Input rows ::
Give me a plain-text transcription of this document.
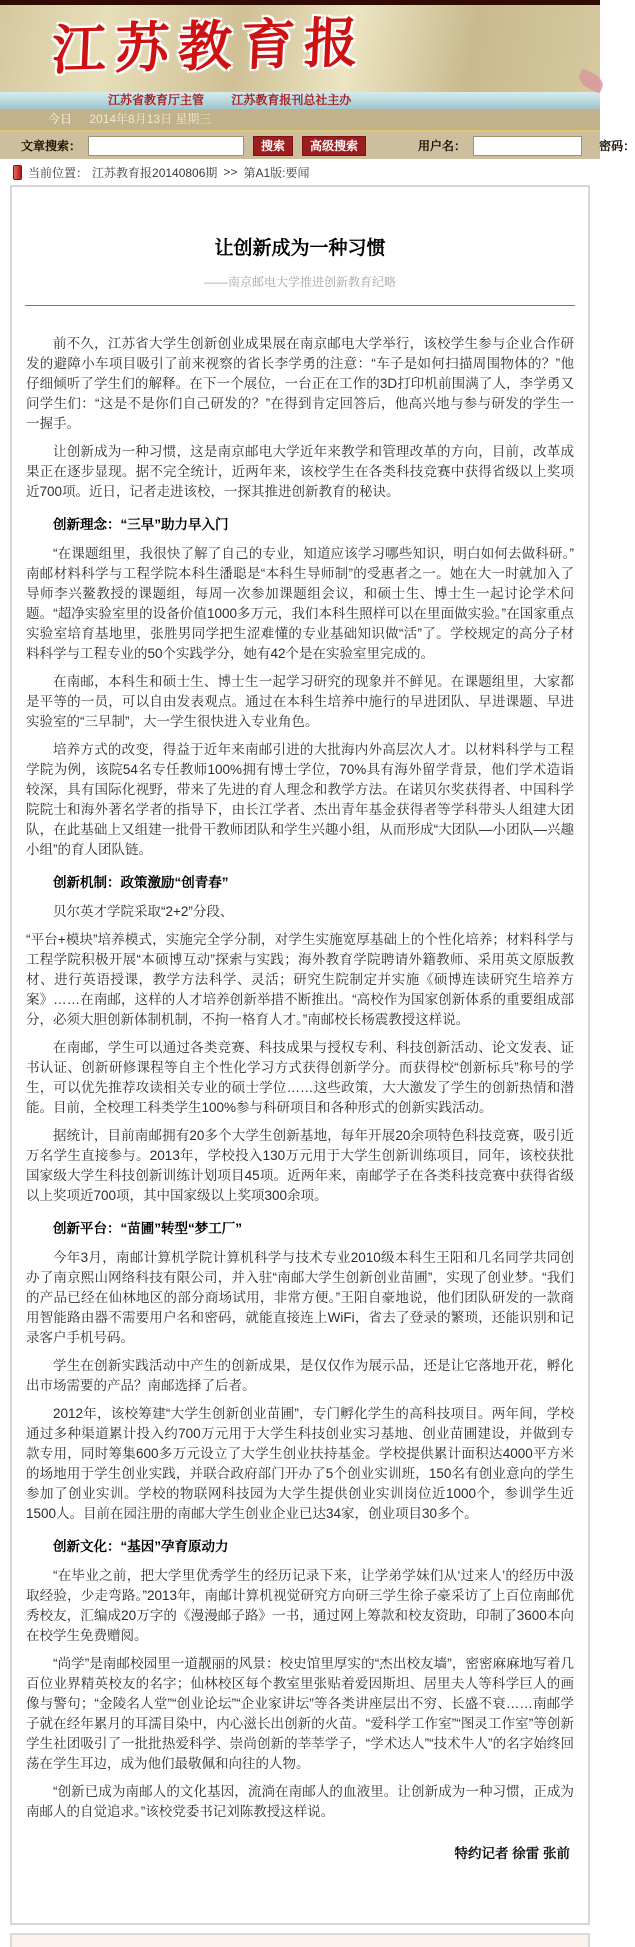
江苏教育报
江苏省教育厅主管 江苏教育报刊总社主办
今日 2014年8月13日 星期三
文章搜索：	搜索	高级搜索	用户名：	密码：
当前位置： 江苏教育报20140806期 >> 第A1版:要闻
让创新成为一种习惯
——南京邮电大学推进创新教育纪略
前不久，江苏省大学生创新创业成果展在南京邮电大学举行，该校学生参与企业合作研发的避障小车项目吸引了前来视察的省长李学勇的注意：“车子是如何扫描周围物体的？”他仔细倾听了学生们的解释。在下一个展位，一台正在工作的3D打印机前围满了人，李学勇又问学生们：“这是不是你们自己研发的？”在得到肯定回答后，他高兴地与参与研发的学生一一握手。
让创新成为一种习惯，这是南京邮电大学近年来教学和管理改革的方向，目前，改革成果正在逐步显现。据不完全统计，近两年来，该校学生在各类科技竞赛中获得省级以上奖项近700项。近日，记者走进该校，一探其推进创新教育的秘诀。
创新理念：“三早”助力早入门
“在课题组里，我很快了解了自己的专业，知道应该学习哪些知识，明白如何去做科研。”南邮材料科学与工程学院本科生潘聪是“本科生导师制”的受惠者之一。她在大一时就加入了导师李兴鳌教授的课题组，每周一次参加课题组会议，和硕士生、博士生一起讨论学术问题。“超净实验室里的设备价值1000多万元，我们本科生照样可以在里面做实验。”在国家重点实验室培育基地里，张胜男同学把生涩难懂的专业基础知识做“活”了。学校规定的高分子材料科学与工程专业的50个实践学分，她有42个是在实验室里完成的。
在南邮，本科生和硕士生、博士生一起学习研究的现象并不鲜见。在课题组里，大家都是平等的一员，可以自由发表观点。通过在本科生培养中施行的早进团队、早进课题、早进实验室的“三早制”，大一学生很快进入专业角色。
培养方式的改变，得益于近年来南邮引进的大批海内外高层次人才。以材料科学与工程学院为例，该院54名专任教师100%拥有博士学位，70%具有海外留学背景，他们学术造诣较深，具有国际化视野，带来了先进的育人理念和教学方法。在诺贝尔奖获得者、中国科学院院士和海外著名学者的指导下，由长江学者、杰出青年基金获得者等学科带头人组建大团队，在此基础上又组建一批骨干教师团队和学生兴趣小组，从而形成“大团队—小团队—兴趣小组”的育人团队链。
创新机制：政策激励“创青春”
贝尔英才学院采取“2+2”分段、
“平台+模块”培养模式，实施完全学分制，对学生实施宽厚基础上的个性化培养；材料科学与工程学院积极开展“本硕博互动”探索与实践；海外教育学院聘请外籍教师、采用英文原版教材、进行英语授课，教学方法科学、灵活；研究生院制定并实施《硕博连读研究生培养方案》……在南邮，这样的人才培养创新举措不断推出。“高校作为国家创新体系的重要组成部分，必须大胆创新体制机制，不拘一格育人才。”南邮校长杨震教授这样说。
在南邮，学生可以通过各类竞赛、科技成果与授权专利、科技创新活动、论文发表、证书认证、创新研修课程等自主个性化学习方式获得创新学分。而获得校“创新标兵”称号的学生，可以优先推荐攻读相关专业的硕士学位……这些政策，大大激发了学生的创新热情和潜能。目前，全校理工科类学生100%参与科研项目和各种形式的创新实践活动。
据统计，目前南邮拥有20多个大学生创新基地，每年开展20余项特色科技竞赛，吸引近万名学生直接参与。2013年，学校投入130万元用于大学生创新训练项目，同年，该校获批国家级大学生科技创新训练计划项目45项。近两年来，南邮学子在各类科技竞赛中获得省级以上奖项近700项，其中国家级以上奖项300余项。
创新平台：“苗圃”转型“梦工厂”
今年3月，南邮计算机学院计算机科学与技术专业2010级本科生王阳和几名同学共同创办了南京熙山网络科技有限公司，并入驻“南邮大学生创新创业苗圃”，实现了创业梦。“我们的产品已经在仙林地区的部分商场试用，非常方便。”王阳自豪地说，他们团队研发的一款商用智能路由器不需要用户名和密码，就能直接连上WiFi，省去了登录的繁琐，还能识别和记录客户手机号码。
学生在创新实践活动中产生的创新成果，是仅仅作为展示品，还是让它落地开花，孵化出市场需要的产品？南邮选择了后者。
2012年，该校筹建“大学生创新创业苗圃”，专门孵化学生的高科技项目。两年间，学校通过多种渠道累计投入约700万元用于大学生科技创业实习基地、创业苗圃建设，并做到专款专用，同时筹集600多万元设立了大学生创业扶持基金。学校提供累计面积达4000平方米的场地用于学生创业实践，并联合政府部门开办了5个创业实训班，150名有创业意向的学生参加了创业实训。学校的物联网科技园为大学生提供创业实训岗位近1000个，参训学生近1500人。目前在园注册的南邮大学生创业企业已达34家，创业项目30多个。
创新文化：“基因”孕育原动力
“在毕业之前，把大学里优秀学生的经历记录下来，让学弟学妹们从‘过来人’的经历中汲取经验，少走弯路。”2013年，南邮计算机视觉研究方向研三学生徐子豪采访了上百位南邮优秀校友，汇编成20万字的《漫漫邮子路》一书，通过网上筹款和校友资助，印制了3600本向在校学生免费赠阅。
“尚学”是南邮校园里一道靓丽的风景：校史馆里厚实的“杰出校友墙”，密密麻麻地写着几百位业界精英校友的名字；仙林校区每个教室里张贴着爱因斯坦、居里夫人等科学巨人的画像与警句；“金陵名人堂”“创业论坛”“企业家讲坛”等各类讲座层出不穷、长盛不衰……南邮学子就在经年累月的耳濡目染中，内心滋长出创新的火苗。“爱科学工作室”“图灵工作室”等创新学生社团吸引了一批批热爱科学、崇尚创新的莘莘学子，“学术达人”“技术牛人”的名字始终回荡在学生耳边，成为他们最敬佩和向往的人物。
“创新已成为南邮人的文化基因，流淌在南邮人的血液里。让创新成为一种习惯，正成为南邮人的自觉追求。”该校党委书记刘陈教授这样说。
特约记者 徐雷 张前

Exercise directions ::
Show the lines from the data above that contain the string "让创新成为一种习惯".

Output for this task ::
让创新成为一种习惯
让创新成为一种习惯，这是南京邮电大学近年来教学和管理改革的方向，目前，改革成果正在逐步显现。据不完全统计，近两年来，该校学生在各类科技竞赛中获得省级以上奖项近700项。近日，记者走进该校，一探其推进创新教育的秘诀。
“创新已成为南邮人的文化基因，流淌在南邮人的血液里。让创新成为一种习惯，正成为南邮人的自觉追求。”该校党委书记刘陈教授这样说。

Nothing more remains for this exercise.